EXTRACT PROVIDED:
= = =

Platform
The stone wall was created using HEAP (Hydraulic Excavator for an Autonomous Purpose), a highly customized Menzi Muck M545 12t walking excavator that was developed for autonomous applications and advanced teleoperation (Fig. 2J). The fully mobile 23-axis excavator is capable of lifting objects to a height of 9 m and can freely manipulate items weighing up to 3000 kg. Adaptable to complex terrain, the machine is equipped with force-controllable hydraulic cylinders that allow for control of ground interaction forces, and cabin- and chassis-mounted inertial measurement units (IMUs) that track machine orientation. Global cabin localization is achieved by a Leica iCON iXE3 with two global navigation satellite system (GNSS) antennas and a receiver (Fig. 2h). Real-time kinematic (RTK) corrections for the GNSS signals are received over the network from permanently installed base stations for improved accuracy. Draw wire encoders are used to measure the position and velocity of the hydraulic arm- and grapple cylinders.

= = =

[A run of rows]
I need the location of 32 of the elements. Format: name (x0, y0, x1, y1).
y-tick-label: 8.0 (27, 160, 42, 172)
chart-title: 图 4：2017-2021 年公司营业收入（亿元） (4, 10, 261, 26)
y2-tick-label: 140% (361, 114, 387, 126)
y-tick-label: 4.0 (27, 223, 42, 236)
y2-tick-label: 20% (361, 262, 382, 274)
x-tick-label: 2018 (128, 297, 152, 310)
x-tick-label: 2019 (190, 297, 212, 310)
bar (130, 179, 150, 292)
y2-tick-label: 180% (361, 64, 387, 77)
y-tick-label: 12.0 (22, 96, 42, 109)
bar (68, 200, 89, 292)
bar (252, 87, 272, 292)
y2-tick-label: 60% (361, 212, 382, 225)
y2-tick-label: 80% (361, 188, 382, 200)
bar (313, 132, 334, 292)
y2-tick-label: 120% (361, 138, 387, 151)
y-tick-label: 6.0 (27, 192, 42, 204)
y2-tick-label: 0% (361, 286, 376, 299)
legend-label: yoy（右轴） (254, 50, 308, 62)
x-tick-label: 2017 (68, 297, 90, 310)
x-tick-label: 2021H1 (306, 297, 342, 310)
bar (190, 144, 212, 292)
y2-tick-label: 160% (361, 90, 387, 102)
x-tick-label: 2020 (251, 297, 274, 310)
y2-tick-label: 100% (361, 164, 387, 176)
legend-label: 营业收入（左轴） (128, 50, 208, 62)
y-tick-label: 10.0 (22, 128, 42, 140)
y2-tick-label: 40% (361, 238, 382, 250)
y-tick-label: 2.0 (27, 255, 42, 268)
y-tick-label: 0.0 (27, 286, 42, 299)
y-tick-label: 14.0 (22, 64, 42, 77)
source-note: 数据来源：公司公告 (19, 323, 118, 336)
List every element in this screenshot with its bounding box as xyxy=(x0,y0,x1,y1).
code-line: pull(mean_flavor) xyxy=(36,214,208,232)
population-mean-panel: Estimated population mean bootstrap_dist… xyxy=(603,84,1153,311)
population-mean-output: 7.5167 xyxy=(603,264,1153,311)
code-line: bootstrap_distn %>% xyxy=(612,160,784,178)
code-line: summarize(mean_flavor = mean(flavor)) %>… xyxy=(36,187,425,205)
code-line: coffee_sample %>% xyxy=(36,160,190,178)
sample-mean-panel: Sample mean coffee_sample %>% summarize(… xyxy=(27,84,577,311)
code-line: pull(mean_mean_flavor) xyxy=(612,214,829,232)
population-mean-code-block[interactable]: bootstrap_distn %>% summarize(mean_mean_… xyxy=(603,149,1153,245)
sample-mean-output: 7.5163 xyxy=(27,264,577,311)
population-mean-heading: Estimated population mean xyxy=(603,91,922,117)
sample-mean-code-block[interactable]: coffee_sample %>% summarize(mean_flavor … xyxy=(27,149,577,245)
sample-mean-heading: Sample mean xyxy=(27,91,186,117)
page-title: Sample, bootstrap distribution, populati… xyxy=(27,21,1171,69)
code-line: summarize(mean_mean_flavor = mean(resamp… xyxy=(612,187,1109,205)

= = =

JOBS:
(A) Copy out the full text on the HEAP excavator platform word for word.
(B) Rewrite the rows as a JSON list of strings, one string per line and blank lines omitted, covering only the stretch from the first row through the row containing "x-tick-label: 2018 (128, 297, 152, 310)", both included.

SOLVED PROBLEMS:
(A)
Platform
The stone wall was created using HEAP (Hydraulic Excavator for an Autonomous Purpose), a highly customized Menzi Muck M545 12t walking excavator that was developed for autonomous applications and advanced teleoperation (Fig. 2J). The fully mobile 23-axis excavator is capable of lifting objects to a height of 9 m and can freely manipulate items weighing up to 3000 kg. Adaptable to complex terrain, the machine is equipped with force-controllable hydraulic cylinders that allow for control of ground interaction forces, and cabin- and chassis-mounted inertial measurement units (IMUs) that track machine orientation. Global cabin localization is achieved by a Leica iCON iXE3 with two global navigation satellite system (GNSS) antennas and a receiver (Fig. 2h). Real-time kinematic (RTK) corrections for the GNSS signals are received over the network from permanently installed base stations for improved accuracy. Draw wire encoders are used to measure the position and velocity of the hydraulic arm- and grapple cylinders.

(B)
[
  "I need the location of 32 of the elements. Format: name (x0, y0, x1, y1).",
  "y-tick-label: 8.0 (27, 160, 42, 172)",
  "chart-title: 图 4：2017-2021 年公司营业收入（亿元） (4, 10, 261, 26)",
  "y2-tick-label: 140% (361, 114, 387, 126)",
  "y-tick-label: 4.0 (27, 223, 42, 236)",
  "y2-tick-label: 20% (361, 262, 382, 274)",
  "x-tick-label: 2018 (128, 297, 152, 310)"
]